# The task
Retype the rows word for word, from the start of the rows down through the line that contains "Localize all elements.", with both ends included. Leave the pictures out of your answer.

# Source records
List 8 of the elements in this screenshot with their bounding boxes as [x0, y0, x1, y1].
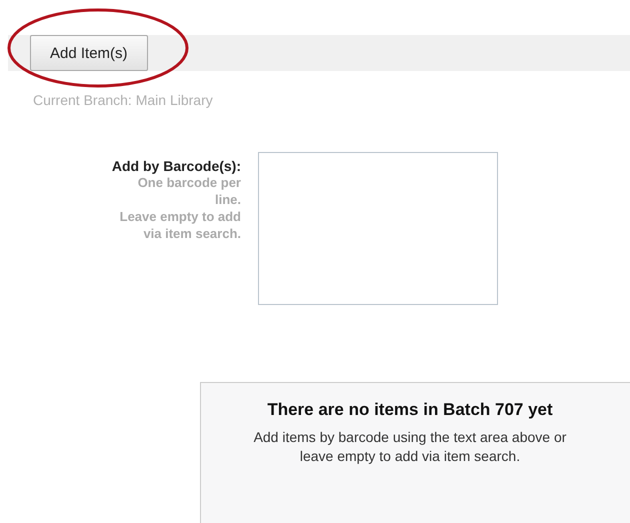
empty-message-title: There are no items in Batch 707 yet [266, 400, 554, 420]
barcode-label: Add by Barcode(s): [112, 158, 241, 174]
current-branch-text: Current Branch: Main Library [33, 92, 214, 108]
hint-text: One barcode per line. [136, 174, 241, 208]
empty-message-text: Add items by barcode using the text area above or leave empty to add via item search. [252, 428, 568, 466]
add-items-button[interactable]: Add Item(s) [30, 35, 148, 71]
barcode-input-field[interactable] [258, 152, 498, 305]
hint-text: Leave empty to add via item search. [118, 208, 241, 242]
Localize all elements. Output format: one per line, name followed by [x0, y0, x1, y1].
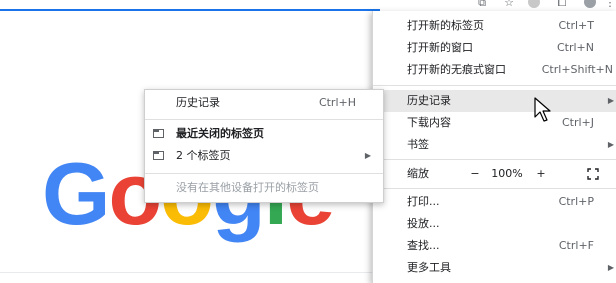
tab-icon: [153, 151, 164, 160]
submenu-item-label: 最近关闭的标签页: [176, 127, 264, 140]
shortcut-label: Ctrl+Shift+N: [541, 63, 613, 76]
menu-item-new-window[interactable]: 打开新的窗口 Ctrl+N: [373, 37, 616, 59]
zoom-in-button[interactable]: +: [531, 163, 551, 185]
omnibox-focus-line: [0, 9, 380, 11]
submenu-item-label: 2 个标签页: [176, 149, 231, 162]
menu-item-find[interactable]: 查找... Ctrl+F: [373, 235, 616, 257]
shortcut-label: Ctrl+H: [318, 96, 356, 109]
menu-item-downloads[interactable]: 下载内容 Ctrl+J: [373, 112, 616, 134]
menu-item-label: 历史记录: [407, 94, 451, 107]
submenu-item-no-other-devices: 没有在其他设备打开的标签页: [145, 177, 383, 199]
submenu-item-label: 历史记录: [176, 96, 220, 109]
zoom-out-button[interactable]: −: [465, 163, 485, 185]
shortcut-label: Ctrl+T: [558, 19, 594, 32]
menu-item-cast[interactable]: 投放...: [373, 213, 616, 235]
menu-separator: [373, 188, 616, 189]
menu-item-label: 打开新的标签页: [407, 19, 484, 32]
chrome-main-menu: 打开新的标签页 Ctrl+T 打开新的窗口 Ctrl+N 打开新的无痕式窗口 C…: [372, 11, 616, 283]
more-vert-icon[interactable]: ⋮: [604, 0, 616, 9]
extension-icon[interactable]: [528, 0, 540, 8]
menu-item-label: 打开新的无痕式窗口: [407, 63, 506, 76]
menu-item-new-incognito[interactable]: 打开新的无痕式窗口 Ctrl+Shift+N: [373, 59, 616, 81]
zoom-level: 100%: [491, 167, 523, 180]
submenu-arrow-icon: ▶: [607, 96, 614, 105]
menu-item-bookmarks[interactable]: 书签 ▶: [373, 134, 616, 156]
menu-item-label: 投放...: [407, 217, 440, 230]
puzzle-icon[interactable]: ⧠: [556, 0, 568, 9]
shortcut-label: Ctrl+J: [561, 116, 594, 129]
menu-item-history[interactable]: 历史记录 ▶: [373, 90, 616, 112]
menu-separator: [373, 85, 616, 86]
share-icon[interactable]: ⧉: [476, 0, 488, 9]
submenu-item-label: 没有在其他设备打开的标签页: [176, 181, 319, 194]
menu-separator: [145, 173, 383, 174]
logo-letter-g: G: [42, 144, 110, 243]
submenu-item-recently-closed[interactable]: 最近关闭的标签页: [145, 123, 383, 145]
menu-item-label: 书签: [407, 138, 429, 151]
menu-item-print[interactable]: 打印... Ctrl+P: [373, 191, 616, 213]
menu-item-label: 下载内容: [407, 116, 451, 129]
submenu-arrow-icon: ▶: [364, 151, 371, 160]
tab-icon: [153, 129, 164, 138]
zoom-row: 缩放 − 100% +: [373, 163, 616, 185]
bookmark-star-icon[interactable]: ☆: [503, 0, 515, 9]
menu-item-label: 更多工具: [407, 261, 451, 274]
menu-item-more-tools[interactable]: 更多工具 ▶: [373, 257, 616, 279]
submenu-arrow-icon: ▶: [607, 263, 614, 272]
fullscreen-icon[interactable]: [587, 168, 599, 180]
submenu-item-history[interactable]: 历史记录 Ctrl+H: [145, 92, 383, 114]
menu-item-new-tab[interactable]: 打开新的标签页 Ctrl+T: [373, 15, 616, 37]
shortcut-label: Ctrl+P: [558, 195, 594, 208]
menu-item-label: 打开新的窗口: [407, 41, 473, 54]
menu-separator: [373, 159, 616, 160]
menu-separator: [145, 119, 383, 120]
history-submenu: 历史记录 Ctrl+H 最近关闭的标签页 2 个标签页 ▶ 没有在其他设备打开的…: [144, 89, 384, 203]
mouse-pointer-icon: [534, 97, 551, 122]
submenu-item-tabs[interactable]: 2 个标签页 ▶: [145, 145, 383, 167]
menu-item-label: 打印...: [407, 195, 440, 208]
avatar[interactable]: [584, 0, 596, 8]
submenu-arrow-icon: ▶: [607, 140, 614, 149]
shortcut-label: Ctrl+F: [558, 239, 594, 252]
menu-item-label: 查找...: [407, 239, 440, 252]
zoom-label: 缩放: [407, 167, 429, 180]
shortcut-label: Ctrl+N: [556, 41, 594, 54]
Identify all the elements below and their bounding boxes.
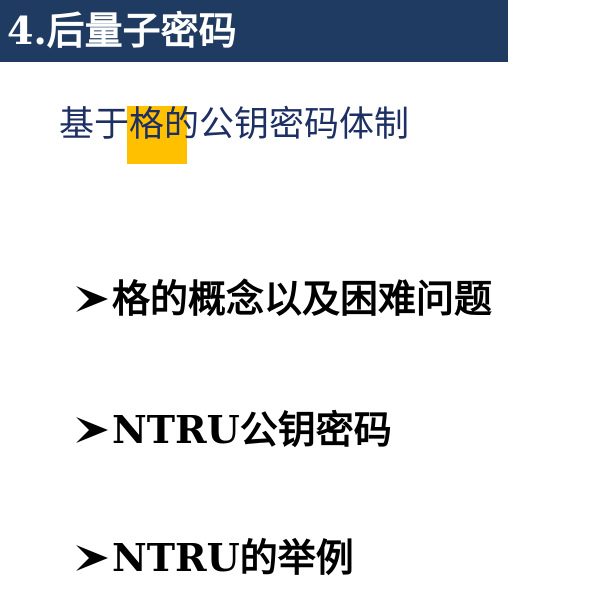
bullet-item: NTRU公钥密码 [75, 411, 392, 449]
bullet-text: 格的概念以及困难问题 [112, 276, 493, 321]
subtitle-prefix: 基于 [59, 105, 130, 145]
arrow-bullet-icon [76, 286, 108, 312]
bullet-text: NTRU公钥密码 [112, 407, 392, 452]
subtitle-highlight-text: 格 [129, 105, 165, 145]
subtitle-highlight-wrapper: 格 [127, 103, 188, 164]
bullet-item: NTRU的举例 [75, 539, 354, 577]
bullet-item: 格的概念以及困难问题 [75, 280, 492, 318]
arrow-bullet-icon [76, 417, 108, 443]
bullet-text: NTRU的举例 [112, 535, 354, 580]
slide-title: 4.后量子密码 [7, 8, 237, 53]
arrow-bullet-icon [76, 545, 108, 571]
subtitle-suffix: 的公钥密码体制 [164, 105, 410, 145]
subtitle: 基于 格的公钥密码体制 [59, 103, 410, 164]
title-bar: 4.后量子密码 [0, 0, 508, 62]
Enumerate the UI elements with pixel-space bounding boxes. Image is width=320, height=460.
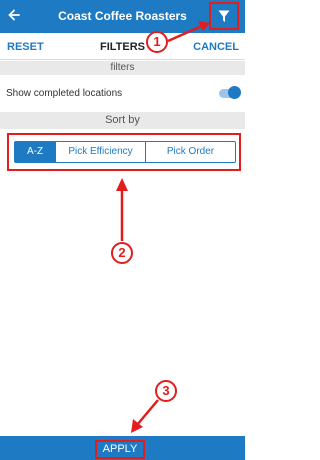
callout-2: 2 <box>111 242 133 264</box>
callout-1: 1 <box>146 31 168 53</box>
annotation-arrows <box>116 21 210 433</box>
callout-3: 3 <box>155 380 177 402</box>
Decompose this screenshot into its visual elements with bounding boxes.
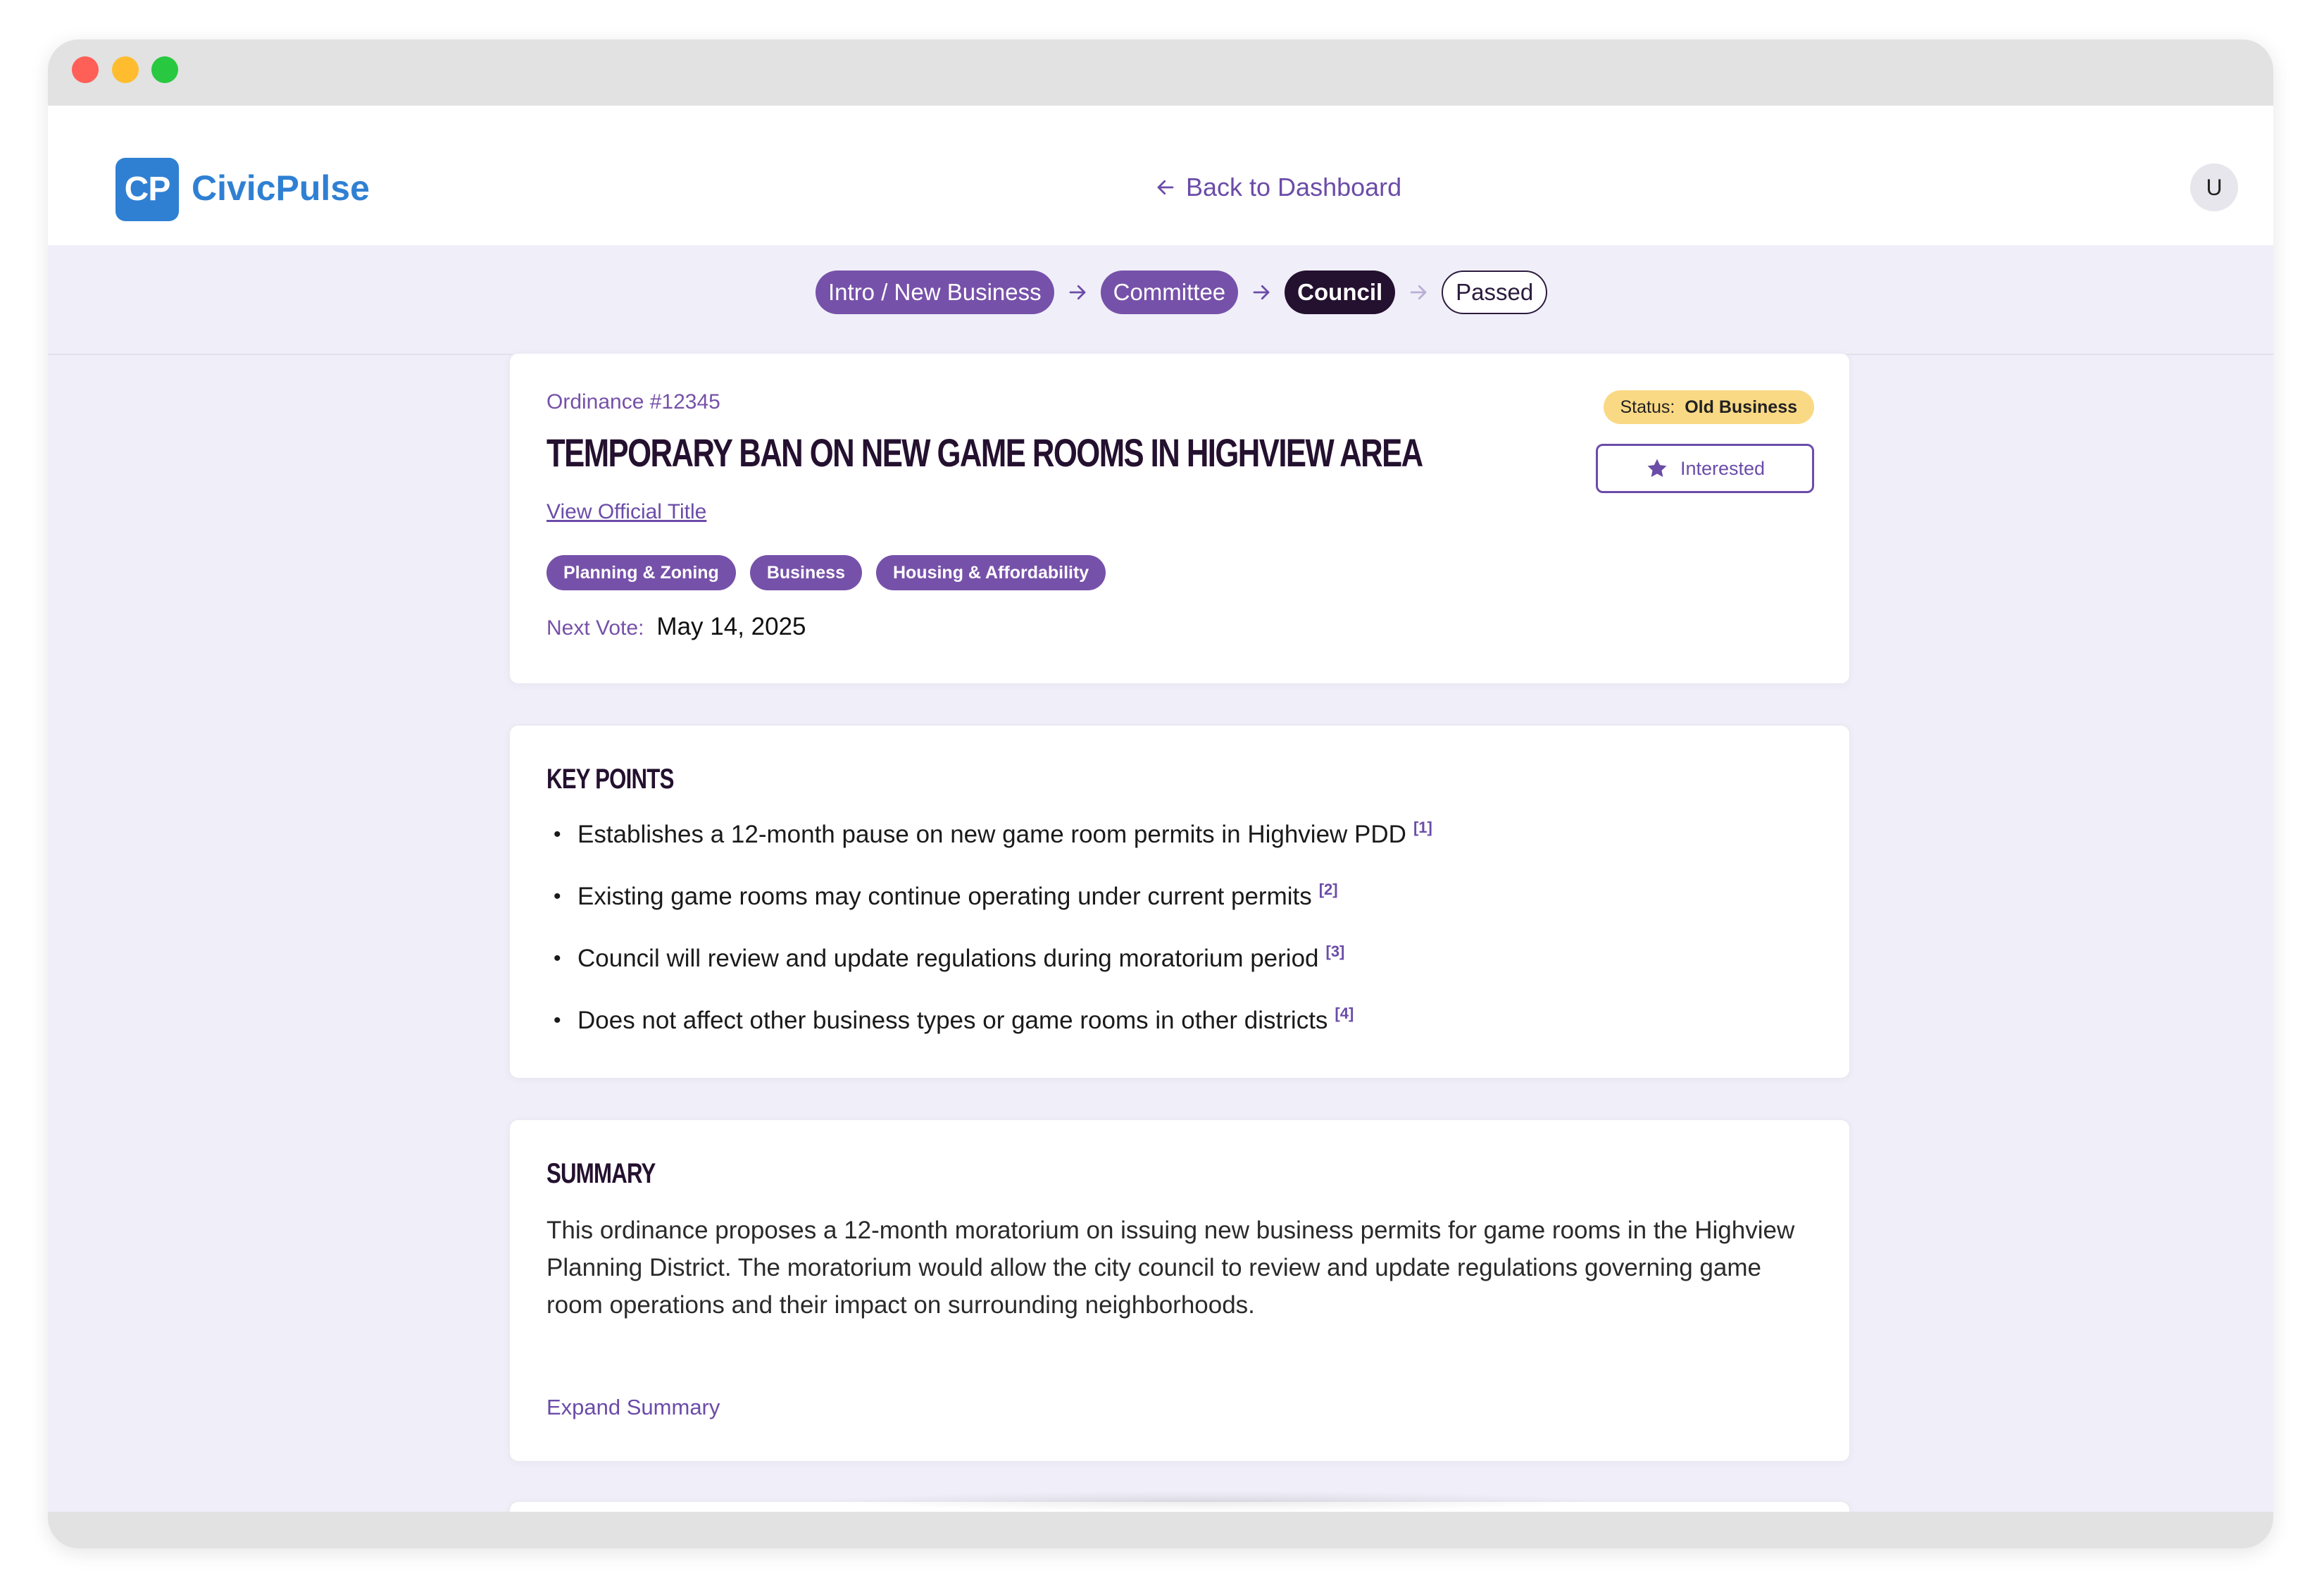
list-item: • Existing game rooms may continue opera… [554, 879, 1432, 941]
ordinance-title: Temporary Ban on New Game Rooms in Highv… [546, 430, 1423, 475]
summary-text: This ordinance proposes a 12-month morat… [546, 1217, 1795, 1319]
window-titlebar [48, 39, 2273, 106]
expand-summary-link[interactable]: Expand Summary [546, 1395, 720, 1420]
arrow-right-icon [1054, 282, 1101, 303]
step-council[interactable]: Council [1285, 271, 1396, 314]
interested-button[interactable]: Interested [1596, 444, 1814, 493]
status-badge: Status: Old Business [1603, 390, 1814, 424]
summary-title: Summary [546, 1158, 656, 1189]
window-bottom-bar [48, 1512, 2273, 1548]
list-item: • Does not affect other business types o… [554, 1003, 1432, 1065]
step-committee[interactable]: Committee [1100, 271, 1239, 314]
arrow-right-icon [1238, 282, 1285, 303]
app-header: CP CivicPulse Back to Dashboard U [48, 106, 2273, 247]
ordinance-card: Ordinance #12345 Temporary Ban on New Ga… [508, 352, 1851, 685]
key-points-card: Key Points • Establishes a 12-month paus… [508, 724, 1851, 1079]
citation-link[interactable]: [2] [1319, 882, 1338, 944]
next-vote-label: Next Vote: [546, 616, 644, 640]
star-icon [1647, 459, 1667, 478]
bullet-icon: • [554, 947, 561, 970]
status-value: Old Business [1685, 397, 1797, 417]
view-official-title-link[interactable]: View Official Title [546, 500, 706, 524]
app-name[interactable]: CivicPulse [192, 163, 370, 213]
user-avatar[interactable]: U [2190, 163, 2238, 211]
bullet-icon: • [554, 1009, 561, 1032]
bullet-icon: • [554, 823, 561, 846]
next-vote: Next Vote: May 14, 2025 [546, 613, 806, 641]
progress-stepper-band: Intro / New Business Committee Council P… [48, 245, 2273, 355]
back-link-label: Back to Dashboard [1186, 173, 1402, 201]
list-item: • Council will review and update regulat… [554, 941, 1432, 1003]
arrow-left-icon [1157, 180, 1174, 195]
minimize-window-button[interactable] [112, 56, 139, 83]
status-label: Status: [1620, 397, 1675, 417]
maximize-window-button[interactable] [151, 56, 178, 83]
topic-tags: Planning & Zoning Business Housing & Aff… [546, 555, 1106, 590]
browser-window: CP CivicPulse Back to Dashboard U Intro … [48, 39, 2273, 1548]
tag-planning-zoning[interactable]: Planning & Zoning [546, 555, 736, 590]
key-point-text: Existing game rooms may continue operati… [577, 883, 1312, 910]
citation-link[interactable]: [3] [1326, 944, 1345, 1006]
tag-business[interactable]: Business [749, 555, 862, 590]
citation-link[interactable]: [4] [1335, 1006, 1354, 1068]
close-window-button[interactable] [72, 56, 99, 83]
key-points-list: • Establishes a 12-month pause on new ga… [554, 817, 1432, 1065]
summary-card: Summary This ordinance proposes a 12-mon… [508, 1119, 1851, 1462]
logo-icon[interactable]: CP [115, 158, 179, 221]
next-vote-date: May 14, 2025 [656, 613, 806, 640]
step-passed[interactable]: Passed [1442, 271, 1548, 314]
progress-stepper: Intro / New Business Committee Council P… [816, 271, 1548, 314]
ordinance-number: Ordinance #12345 [546, 390, 720, 414]
back-to-dashboard-link[interactable]: Back to Dashboard [1155, 168, 1401, 207]
bullet-icon: • [554, 885, 561, 908]
key-points-title: Key Points [546, 764, 674, 795]
list-item: • Establishes a 12-month pause on new ga… [554, 817, 1432, 879]
key-point-text: Does not affect other business types or … [577, 1007, 1328, 1034]
key-point-text: Council will review and update regulatio… [577, 945, 1319, 972]
tag-housing-affordability[interactable]: Housing & Affordability [875, 555, 1106, 590]
arrow-right-icon [1395, 282, 1442, 303]
interested-label: Interested [1680, 457, 1766, 479]
scroll-shadow [823, 1491, 1597, 1512]
citation-link[interactable]: [1] [1413, 820, 1432, 882]
step-intro[interactable]: Intro / New Business [816, 271, 1054, 314]
key-point-text: Establishes a 12-month pause on new game… [577, 821, 1406, 848]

# Finished task
List 8 of the elements in this screenshot with their bounding boxes as [x0, y0, x1, y1].
empty-message-title: There are no items in Batch 707 yet [266, 400, 554, 420]
barcode-label: Add by Barcode(s): [112, 158, 241, 174]
current-branch-text: Current Branch: Main Library [33, 92, 214, 108]
hint-text: One barcode per line. [136, 174, 241, 208]
empty-message-text: Add items by barcode using the text area above or leave empty to add via item search. [252, 428, 568, 466]
add-items-button[interactable]: Add Item(s) [30, 35, 148, 71]
barcode-input-field[interactable] [258, 152, 498, 305]
hint-text: Leave empty to add via item search. [118, 208, 241, 242]
Localize all elements. Output format: one per line, name followed by [x0, y0, x1, y1].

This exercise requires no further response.